(Direction):
Of all the lines here, how many include the string "linkSpeed"? Answer with the number only.

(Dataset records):
++++++
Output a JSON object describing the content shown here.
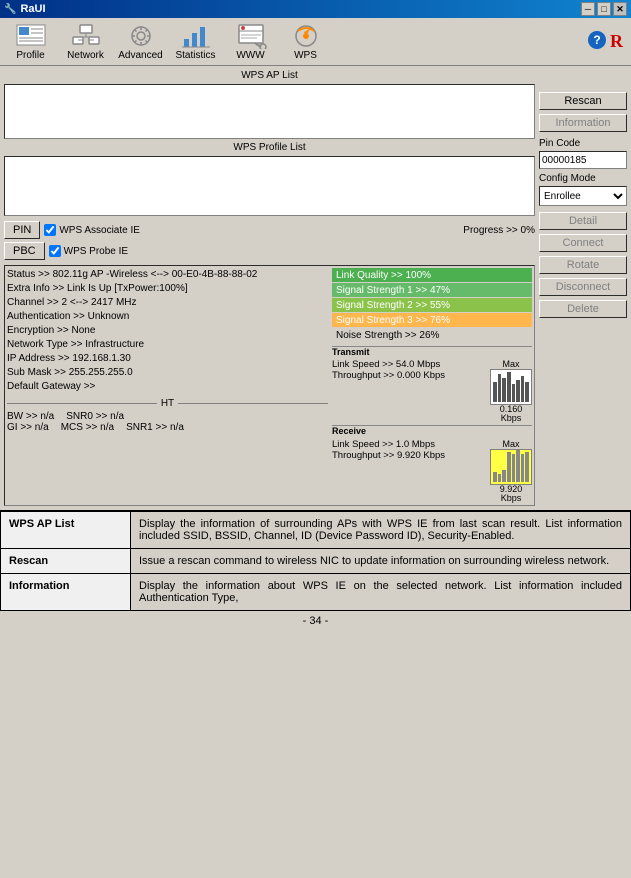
{
  "titleBar": {
    "title": "RaUI",
    "closeBtn": "✕",
    "minBtn": "─",
    "maxBtn": "□"
  },
  "toolbar": {
    "items": [
      {
        "id": "profile",
        "label": "Profile",
        "icon": "profile"
      },
      {
        "id": "network",
        "label": "Network",
        "icon": "network"
      },
      {
        "id": "advanced",
        "label": "Advanced",
        "icon": "advanced"
      },
      {
        "id": "statistics",
        "label": "Statistics",
        "icon": "statistics"
      },
      {
        "id": "www",
        "label": "WWW",
        "icon": "www"
      },
      {
        "id": "wps",
        "label": "WPS",
        "icon": "wps"
      }
    ]
  },
  "wpsPanel": {
    "apListLabel": "WPS AP List",
    "profileListLabel": "WPS Profile List",
    "buttons": {
      "rescan": "Rescan",
      "information": "Information",
      "pinCode": "Pin Code",
      "pinCodeValue": "00000185",
      "configMode": "Config Mode",
      "configModeValue": "Enrollee",
      "detail": "Detail",
      "connect": "Connect",
      "rotate": "Rotate",
      "disconnect": "Disconnect",
      "delete": "Delete"
    },
    "pinLabel": "PIN",
    "pbcLabel": "PBC",
    "wpsAssociateIE": "WPS Associate IE",
    "wpsProbeIE": "WPS Probe IE",
    "progressLabel": "Progress >> 0%"
  },
  "statusInfo": {
    "lines": [
      "Status >> 802.11g AP -Wireless  <--> 00-E0-4B-88-88-02",
      "Extra Info >> Link Is Up [TxPower:100%]",
      "Channel >> 2 <--> 2417 MHz",
      "Authentication >> Unknown",
      "Encryption >> None",
      "Network Type >> Infrastructure",
      "IP Address >> 192.168.1.30",
      "Sub Mask >> 255.255.255.0",
      "Default Gateway >>"
    ],
    "signals": [
      {
        "label": "Link Quality >> 100%",
        "color": "green"
      },
      {
        "label": "Signal Strength 1 >> 47%",
        "color": "green"
      },
      {
        "label": "Signal Strength 2 >> 55%",
        "color": "yellowgreen"
      },
      {
        "label": "Signal Strength 3 >> 76%",
        "color": "orange"
      }
    ],
    "noiseLabel": "Noise Strength >> 26%",
    "transmit": {
      "label": "Transmit",
      "linkSpeed": "Link Speed >> 54.0 Mbps",
      "throughput": "Throughput >> 0.000 Kbps",
      "maxLabel": "Max",
      "kbpsValue": "0.160",
      "kbpsUnit": "Kbps"
    },
    "receive": {
      "label": "Receive",
      "linkSpeed": "Link Speed >> 1.0 Mbps",
      "throughput": "Throughput >> 9.920 Kbps",
      "maxLabel": "Max",
      "kbpsValue": "9.920",
      "kbpsUnit": "Kbps"
    },
    "ht": "HT",
    "hwRows": [
      {
        "label": "BW >>",
        "value": "n/a"
      },
      {
        "label": "GI >>",
        "value": "n/a"
      }
    ],
    "snrRows": [
      {
        "label": "SNR0 >>",
        "value": "n/a"
      },
      {
        "label": "SNR1 >>",
        "value": "n/a"
      }
    ],
    "mcsRow": {
      "label": "MCS >>",
      "value": "n/a"
    }
  },
  "infoTable": {
    "rows": [
      {
        "term": "WPS AP List",
        "def": "Display the information of surrounding APs with WPS IE from last scan result. List information included SSID, BSSID, Channel, ID (Device Password ID), Security-Enabled."
      },
      {
        "term": "Rescan",
        "def": "Issue a rescan command to wireless NIC to update information on surrounding wireless network."
      },
      {
        "term": "Information",
        "def": "Display the information about WPS IE on the selected network. List information included Authentication Type,"
      }
    ]
  },
  "pageNumber": "- 34 -"
}
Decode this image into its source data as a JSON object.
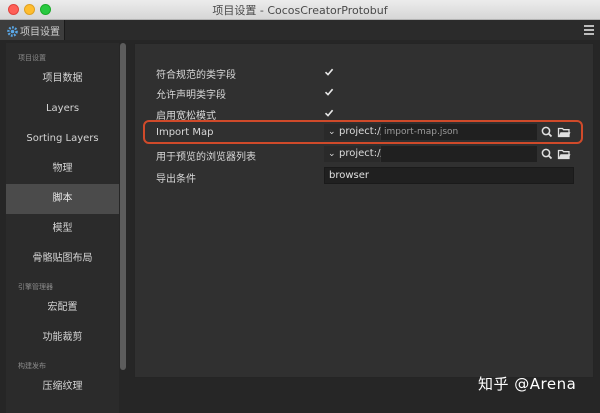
{
  "window": {
    "title": "项目设置 - CocosCreatorProtobuf"
  },
  "tab": {
    "label": "项目设置",
    "icon": "gear-icon"
  },
  "menu": {
    "icon": "hamburger-menu-icon"
  },
  "sidebar": {
    "sections": [
      {
        "title": "项目设置",
        "items": [
          {
            "label": "项目数据",
            "active": false
          },
          {
            "label": "Layers",
            "active": false
          },
          {
            "label": "Sorting Layers",
            "active": false
          },
          {
            "label": "物理",
            "active": false
          },
          {
            "label": "脚本",
            "active": true
          },
          {
            "label": "模型",
            "active": false
          },
          {
            "label": "骨骼贴图布局",
            "active": false
          }
        ]
      },
      {
        "title": "引擎管理器",
        "items": [
          {
            "label": "宏配置",
            "active": false
          },
          {
            "label": "功能裁剪",
            "active": false
          }
        ]
      },
      {
        "title": "构建发布",
        "items": [
          {
            "label": "压缩纹理",
            "active": false
          }
        ]
      }
    ]
  },
  "settings": {
    "rows": {
      "conform_class_fields": {
        "label": "符合规范的类字段",
        "checked": true
      },
      "allow_declared_class_fields": {
        "label": "允许声明类字段",
        "checked": true
      },
      "loose_mode": {
        "label": "启用宽松模式",
        "checked": true
      },
      "import_map": {
        "label": "Import Map",
        "protocol": "project://",
        "value": "import-map.json"
      },
      "preview_browserslist": {
        "label": "用于预览的浏览器列表",
        "protocol": "project://",
        "value": ""
      },
      "export_conditions": {
        "label": "导出条件",
        "value": "browser"
      }
    }
  },
  "colors": {
    "highlight": "#d04a2a",
    "active_item": "#4b4b4b"
  },
  "watermark": {
    "text": "知乎 @Arena"
  }
}
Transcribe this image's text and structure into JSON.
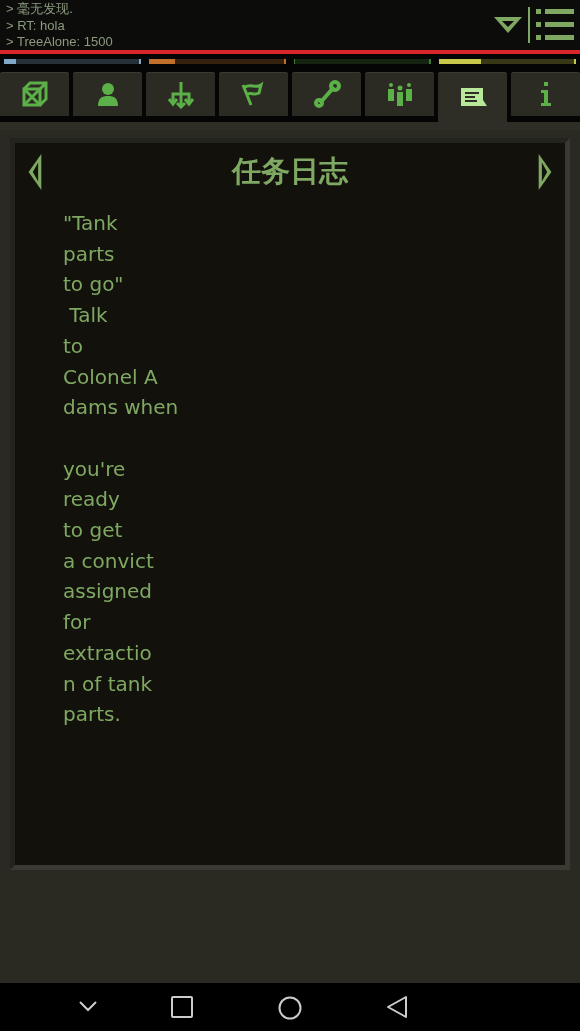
{
  "log": [
    "> 毫无发现.",
    "> RT: hola",
    "> TreeAlone: 1500"
  ],
  "meters": [
    {
      "level": 0.09,
      "color": "#7fa8c8"
    },
    {
      "level": 0.19,
      "color": "#c0702a"
    },
    {
      "level": 0.01,
      "color": "#3f7a34"
    },
    {
      "level": 0.31,
      "color": "#c8c84a"
    }
  ],
  "tabs": [
    {
      "kind": "crate",
      "selected": false
    },
    {
      "kind": "person",
      "selected": false
    },
    {
      "kind": "branch",
      "selected": false
    },
    {
      "kind": "flag",
      "selected": false
    },
    {
      "kind": "wrench",
      "selected": false
    },
    {
      "kind": "squad",
      "selected": false
    },
    {
      "kind": "note",
      "selected": true
    },
    {
      "kind": "info",
      "selected": false
    }
  ],
  "panel": {
    "title": "任务日志",
    "paragraphs": [
      [
        "\"Tank",
        "parts",
        "to go\"",
        " Talk",
        "to",
        "Colonel A",
        "dams when"
      ],
      [
        "you're",
        "ready",
        "to get",
        "a convict",
        "assigned",
        "for",
        "extractio",
        "n of tank",
        "parts."
      ]
    ]
  }
}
++++++
(Solution):
2